==== Recorded information ====

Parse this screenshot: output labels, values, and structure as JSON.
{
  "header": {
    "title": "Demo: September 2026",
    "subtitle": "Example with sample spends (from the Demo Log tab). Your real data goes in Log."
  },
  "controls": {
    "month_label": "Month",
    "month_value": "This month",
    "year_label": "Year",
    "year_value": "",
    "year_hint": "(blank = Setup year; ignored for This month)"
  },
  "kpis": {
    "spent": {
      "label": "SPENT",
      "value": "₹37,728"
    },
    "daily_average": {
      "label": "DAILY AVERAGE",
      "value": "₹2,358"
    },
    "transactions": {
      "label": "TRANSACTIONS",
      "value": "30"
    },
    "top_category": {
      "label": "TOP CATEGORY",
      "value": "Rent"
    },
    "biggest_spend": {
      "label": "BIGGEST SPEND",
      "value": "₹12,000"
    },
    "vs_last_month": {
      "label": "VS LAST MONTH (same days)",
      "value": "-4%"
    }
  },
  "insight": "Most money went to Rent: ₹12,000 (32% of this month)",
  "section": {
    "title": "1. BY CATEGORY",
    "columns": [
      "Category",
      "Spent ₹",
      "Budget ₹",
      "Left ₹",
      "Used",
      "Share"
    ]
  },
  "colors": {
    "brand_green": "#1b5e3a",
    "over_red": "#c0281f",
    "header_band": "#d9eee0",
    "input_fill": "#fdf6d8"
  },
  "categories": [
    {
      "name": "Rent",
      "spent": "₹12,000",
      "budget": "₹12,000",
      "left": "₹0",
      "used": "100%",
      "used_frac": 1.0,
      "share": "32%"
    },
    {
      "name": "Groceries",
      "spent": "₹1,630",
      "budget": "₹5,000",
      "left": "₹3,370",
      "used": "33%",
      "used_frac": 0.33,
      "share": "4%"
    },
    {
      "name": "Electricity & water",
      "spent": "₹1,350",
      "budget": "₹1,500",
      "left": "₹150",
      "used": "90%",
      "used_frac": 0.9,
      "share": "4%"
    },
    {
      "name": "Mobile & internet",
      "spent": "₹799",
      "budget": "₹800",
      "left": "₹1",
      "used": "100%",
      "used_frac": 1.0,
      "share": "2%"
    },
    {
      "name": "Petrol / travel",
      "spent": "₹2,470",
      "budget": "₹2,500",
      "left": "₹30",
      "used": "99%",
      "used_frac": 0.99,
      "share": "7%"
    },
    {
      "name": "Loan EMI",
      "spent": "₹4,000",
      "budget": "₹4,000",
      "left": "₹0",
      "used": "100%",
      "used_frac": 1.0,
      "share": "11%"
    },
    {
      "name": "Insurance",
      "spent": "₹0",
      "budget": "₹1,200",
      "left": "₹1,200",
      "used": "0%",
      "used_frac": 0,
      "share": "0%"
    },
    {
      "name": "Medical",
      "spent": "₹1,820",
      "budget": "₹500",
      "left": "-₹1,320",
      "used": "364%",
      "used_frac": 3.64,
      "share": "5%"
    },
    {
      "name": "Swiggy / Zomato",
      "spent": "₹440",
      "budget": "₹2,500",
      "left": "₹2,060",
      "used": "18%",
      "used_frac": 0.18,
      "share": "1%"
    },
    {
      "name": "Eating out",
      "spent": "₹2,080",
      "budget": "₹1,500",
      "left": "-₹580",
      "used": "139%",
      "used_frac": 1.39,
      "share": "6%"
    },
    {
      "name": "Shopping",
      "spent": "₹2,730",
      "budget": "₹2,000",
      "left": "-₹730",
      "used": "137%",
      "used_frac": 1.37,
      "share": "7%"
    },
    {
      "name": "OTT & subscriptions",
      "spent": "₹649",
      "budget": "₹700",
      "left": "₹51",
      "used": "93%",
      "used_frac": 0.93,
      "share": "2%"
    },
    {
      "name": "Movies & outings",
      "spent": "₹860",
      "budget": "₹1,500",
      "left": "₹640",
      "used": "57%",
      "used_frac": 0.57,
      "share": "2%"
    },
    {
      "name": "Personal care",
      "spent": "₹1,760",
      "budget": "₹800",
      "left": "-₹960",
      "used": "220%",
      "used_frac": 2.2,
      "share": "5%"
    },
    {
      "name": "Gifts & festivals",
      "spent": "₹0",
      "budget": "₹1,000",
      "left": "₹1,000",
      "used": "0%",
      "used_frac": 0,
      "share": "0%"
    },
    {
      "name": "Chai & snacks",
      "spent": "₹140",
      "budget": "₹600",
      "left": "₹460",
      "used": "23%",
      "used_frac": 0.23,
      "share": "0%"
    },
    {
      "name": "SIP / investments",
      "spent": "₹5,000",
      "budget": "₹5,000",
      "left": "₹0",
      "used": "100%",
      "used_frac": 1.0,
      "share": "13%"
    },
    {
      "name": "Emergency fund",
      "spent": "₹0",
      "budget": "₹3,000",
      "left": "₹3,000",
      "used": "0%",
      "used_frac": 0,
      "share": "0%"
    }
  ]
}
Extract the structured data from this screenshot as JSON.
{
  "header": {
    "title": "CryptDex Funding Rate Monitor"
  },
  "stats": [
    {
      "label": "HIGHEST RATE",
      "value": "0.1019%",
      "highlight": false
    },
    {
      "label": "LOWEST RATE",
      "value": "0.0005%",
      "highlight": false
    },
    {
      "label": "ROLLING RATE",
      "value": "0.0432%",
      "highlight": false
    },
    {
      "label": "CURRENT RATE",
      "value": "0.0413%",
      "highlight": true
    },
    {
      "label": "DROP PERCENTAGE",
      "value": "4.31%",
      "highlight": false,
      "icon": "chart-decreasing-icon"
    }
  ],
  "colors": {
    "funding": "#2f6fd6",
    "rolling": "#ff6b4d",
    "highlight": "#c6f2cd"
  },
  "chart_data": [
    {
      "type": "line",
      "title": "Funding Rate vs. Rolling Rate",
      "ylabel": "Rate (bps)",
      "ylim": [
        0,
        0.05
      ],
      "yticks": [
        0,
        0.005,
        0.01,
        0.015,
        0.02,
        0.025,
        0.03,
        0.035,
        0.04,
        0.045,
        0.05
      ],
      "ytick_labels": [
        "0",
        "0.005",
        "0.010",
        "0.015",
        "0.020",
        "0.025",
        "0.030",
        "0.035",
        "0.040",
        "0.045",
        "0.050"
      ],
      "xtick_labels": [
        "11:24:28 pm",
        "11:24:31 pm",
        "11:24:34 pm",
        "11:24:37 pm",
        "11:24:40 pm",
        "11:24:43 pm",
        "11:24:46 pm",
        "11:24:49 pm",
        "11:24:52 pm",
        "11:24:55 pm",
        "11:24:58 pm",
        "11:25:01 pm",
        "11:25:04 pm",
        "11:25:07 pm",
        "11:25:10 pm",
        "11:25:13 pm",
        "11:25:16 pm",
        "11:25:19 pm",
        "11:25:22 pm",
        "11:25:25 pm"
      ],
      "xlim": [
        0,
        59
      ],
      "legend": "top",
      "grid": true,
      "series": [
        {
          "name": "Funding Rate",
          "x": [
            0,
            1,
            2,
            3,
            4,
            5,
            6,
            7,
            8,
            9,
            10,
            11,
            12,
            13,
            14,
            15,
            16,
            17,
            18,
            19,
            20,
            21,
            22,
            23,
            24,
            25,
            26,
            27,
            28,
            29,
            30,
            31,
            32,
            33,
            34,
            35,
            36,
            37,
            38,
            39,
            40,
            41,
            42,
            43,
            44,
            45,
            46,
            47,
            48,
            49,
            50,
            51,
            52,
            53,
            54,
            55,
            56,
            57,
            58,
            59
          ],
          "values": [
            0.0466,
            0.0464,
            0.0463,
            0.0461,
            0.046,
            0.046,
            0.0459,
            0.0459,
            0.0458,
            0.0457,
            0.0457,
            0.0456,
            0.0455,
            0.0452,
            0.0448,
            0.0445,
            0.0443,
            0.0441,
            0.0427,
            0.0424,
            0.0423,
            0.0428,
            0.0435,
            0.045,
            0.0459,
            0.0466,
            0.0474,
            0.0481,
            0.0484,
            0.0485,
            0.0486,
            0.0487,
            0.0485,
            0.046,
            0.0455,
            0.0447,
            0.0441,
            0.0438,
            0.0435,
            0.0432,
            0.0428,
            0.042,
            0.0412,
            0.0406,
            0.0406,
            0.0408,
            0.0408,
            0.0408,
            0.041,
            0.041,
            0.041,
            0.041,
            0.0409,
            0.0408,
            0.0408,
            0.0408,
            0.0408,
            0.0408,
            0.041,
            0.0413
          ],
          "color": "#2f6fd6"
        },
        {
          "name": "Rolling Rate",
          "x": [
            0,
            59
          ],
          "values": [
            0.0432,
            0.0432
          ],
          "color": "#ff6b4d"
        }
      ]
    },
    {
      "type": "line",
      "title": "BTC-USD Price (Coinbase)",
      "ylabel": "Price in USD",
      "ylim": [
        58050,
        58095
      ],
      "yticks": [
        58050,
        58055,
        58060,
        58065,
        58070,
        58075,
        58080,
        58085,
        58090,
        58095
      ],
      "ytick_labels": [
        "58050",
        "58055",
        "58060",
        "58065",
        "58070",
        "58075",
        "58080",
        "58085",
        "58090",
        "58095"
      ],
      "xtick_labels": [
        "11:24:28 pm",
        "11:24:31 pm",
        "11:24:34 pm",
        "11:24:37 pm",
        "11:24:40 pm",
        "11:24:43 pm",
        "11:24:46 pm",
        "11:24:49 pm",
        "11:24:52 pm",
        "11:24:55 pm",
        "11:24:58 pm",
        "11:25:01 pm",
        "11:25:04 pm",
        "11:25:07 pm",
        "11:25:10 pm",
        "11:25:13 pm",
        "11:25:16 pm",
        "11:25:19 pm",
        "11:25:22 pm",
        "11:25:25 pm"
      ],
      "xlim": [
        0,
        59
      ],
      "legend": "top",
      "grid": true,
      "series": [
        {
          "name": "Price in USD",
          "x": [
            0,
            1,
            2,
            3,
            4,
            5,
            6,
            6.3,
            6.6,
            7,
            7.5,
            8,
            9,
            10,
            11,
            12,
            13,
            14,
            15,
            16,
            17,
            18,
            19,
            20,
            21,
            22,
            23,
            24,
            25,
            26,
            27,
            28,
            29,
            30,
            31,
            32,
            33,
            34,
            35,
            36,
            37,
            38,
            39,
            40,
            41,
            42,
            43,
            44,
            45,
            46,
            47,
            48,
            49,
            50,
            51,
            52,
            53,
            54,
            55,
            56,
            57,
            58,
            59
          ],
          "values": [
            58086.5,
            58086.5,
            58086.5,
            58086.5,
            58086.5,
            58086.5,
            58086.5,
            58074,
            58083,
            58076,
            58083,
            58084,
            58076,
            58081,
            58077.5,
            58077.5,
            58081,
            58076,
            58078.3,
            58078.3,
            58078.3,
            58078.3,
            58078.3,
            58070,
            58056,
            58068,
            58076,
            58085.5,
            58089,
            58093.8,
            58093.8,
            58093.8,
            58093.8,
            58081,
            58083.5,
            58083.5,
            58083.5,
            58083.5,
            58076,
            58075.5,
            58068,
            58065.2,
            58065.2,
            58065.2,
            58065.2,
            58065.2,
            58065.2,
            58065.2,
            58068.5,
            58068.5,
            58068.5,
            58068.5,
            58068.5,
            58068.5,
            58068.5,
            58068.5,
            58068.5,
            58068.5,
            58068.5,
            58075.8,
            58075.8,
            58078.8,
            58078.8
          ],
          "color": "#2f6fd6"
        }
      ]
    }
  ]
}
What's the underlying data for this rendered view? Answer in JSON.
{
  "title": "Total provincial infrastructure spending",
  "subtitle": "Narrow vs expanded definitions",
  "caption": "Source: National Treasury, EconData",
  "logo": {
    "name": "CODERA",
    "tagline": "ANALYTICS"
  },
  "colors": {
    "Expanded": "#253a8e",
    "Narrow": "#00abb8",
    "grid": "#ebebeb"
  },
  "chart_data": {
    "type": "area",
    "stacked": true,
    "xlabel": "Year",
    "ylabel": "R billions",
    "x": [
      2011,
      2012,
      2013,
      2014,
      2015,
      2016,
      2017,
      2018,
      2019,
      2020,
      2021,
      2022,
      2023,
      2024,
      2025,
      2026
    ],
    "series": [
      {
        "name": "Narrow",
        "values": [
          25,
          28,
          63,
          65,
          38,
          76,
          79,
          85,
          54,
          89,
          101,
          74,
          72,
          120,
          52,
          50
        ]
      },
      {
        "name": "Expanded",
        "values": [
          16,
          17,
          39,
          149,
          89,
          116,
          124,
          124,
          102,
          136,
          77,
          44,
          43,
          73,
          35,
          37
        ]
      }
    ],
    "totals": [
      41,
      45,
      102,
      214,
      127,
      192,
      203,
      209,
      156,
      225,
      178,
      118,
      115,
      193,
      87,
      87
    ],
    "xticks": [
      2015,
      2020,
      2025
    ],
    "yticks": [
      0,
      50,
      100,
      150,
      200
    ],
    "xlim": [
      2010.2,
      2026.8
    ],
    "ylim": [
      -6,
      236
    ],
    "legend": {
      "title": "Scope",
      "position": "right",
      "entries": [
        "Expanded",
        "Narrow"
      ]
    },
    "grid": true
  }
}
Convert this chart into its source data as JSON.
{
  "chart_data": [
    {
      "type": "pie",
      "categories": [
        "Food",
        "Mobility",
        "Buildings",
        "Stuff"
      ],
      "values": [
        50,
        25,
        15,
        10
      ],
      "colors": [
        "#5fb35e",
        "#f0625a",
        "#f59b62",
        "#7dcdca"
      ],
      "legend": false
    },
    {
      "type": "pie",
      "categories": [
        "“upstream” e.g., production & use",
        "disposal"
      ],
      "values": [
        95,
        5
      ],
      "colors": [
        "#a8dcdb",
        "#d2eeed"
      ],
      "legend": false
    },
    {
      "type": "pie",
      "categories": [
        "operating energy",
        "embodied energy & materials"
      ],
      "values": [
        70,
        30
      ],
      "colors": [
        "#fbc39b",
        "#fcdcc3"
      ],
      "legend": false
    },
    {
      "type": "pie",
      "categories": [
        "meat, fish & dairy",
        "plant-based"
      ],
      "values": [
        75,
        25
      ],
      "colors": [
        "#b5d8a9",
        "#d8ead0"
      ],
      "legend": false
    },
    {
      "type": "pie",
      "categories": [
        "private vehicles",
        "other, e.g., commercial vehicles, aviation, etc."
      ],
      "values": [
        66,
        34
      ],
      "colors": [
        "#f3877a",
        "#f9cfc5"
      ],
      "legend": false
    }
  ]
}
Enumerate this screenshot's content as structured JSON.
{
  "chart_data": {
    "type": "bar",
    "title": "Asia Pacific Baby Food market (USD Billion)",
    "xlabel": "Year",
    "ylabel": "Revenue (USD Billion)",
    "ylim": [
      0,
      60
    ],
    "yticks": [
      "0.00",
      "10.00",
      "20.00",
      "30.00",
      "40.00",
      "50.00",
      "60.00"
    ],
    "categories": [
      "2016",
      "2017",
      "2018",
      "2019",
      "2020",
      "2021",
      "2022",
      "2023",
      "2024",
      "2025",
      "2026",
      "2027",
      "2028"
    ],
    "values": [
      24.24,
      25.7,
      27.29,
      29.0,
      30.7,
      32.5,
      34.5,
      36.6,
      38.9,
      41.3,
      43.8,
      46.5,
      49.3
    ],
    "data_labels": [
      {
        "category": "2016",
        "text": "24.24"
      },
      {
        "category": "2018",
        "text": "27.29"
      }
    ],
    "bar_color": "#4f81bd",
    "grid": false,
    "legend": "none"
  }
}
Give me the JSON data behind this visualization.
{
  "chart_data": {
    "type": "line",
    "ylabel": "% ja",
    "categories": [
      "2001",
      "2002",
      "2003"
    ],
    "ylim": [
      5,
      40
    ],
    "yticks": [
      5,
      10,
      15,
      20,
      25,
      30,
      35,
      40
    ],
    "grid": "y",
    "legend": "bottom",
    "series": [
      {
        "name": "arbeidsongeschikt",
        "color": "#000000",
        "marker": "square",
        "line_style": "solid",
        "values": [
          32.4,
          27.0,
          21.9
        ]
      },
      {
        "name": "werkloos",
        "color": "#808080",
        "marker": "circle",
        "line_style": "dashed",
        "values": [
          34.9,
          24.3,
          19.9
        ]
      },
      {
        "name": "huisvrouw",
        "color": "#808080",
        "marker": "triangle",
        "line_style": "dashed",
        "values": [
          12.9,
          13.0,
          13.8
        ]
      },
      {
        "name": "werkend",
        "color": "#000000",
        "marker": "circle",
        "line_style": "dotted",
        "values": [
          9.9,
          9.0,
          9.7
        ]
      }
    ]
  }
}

====

▶ _Directive_
Where does the word "energy" appear? Return each line that holds it.

▶ _Answer to the problem_
        "operating energy",
        "embodied energy & materials"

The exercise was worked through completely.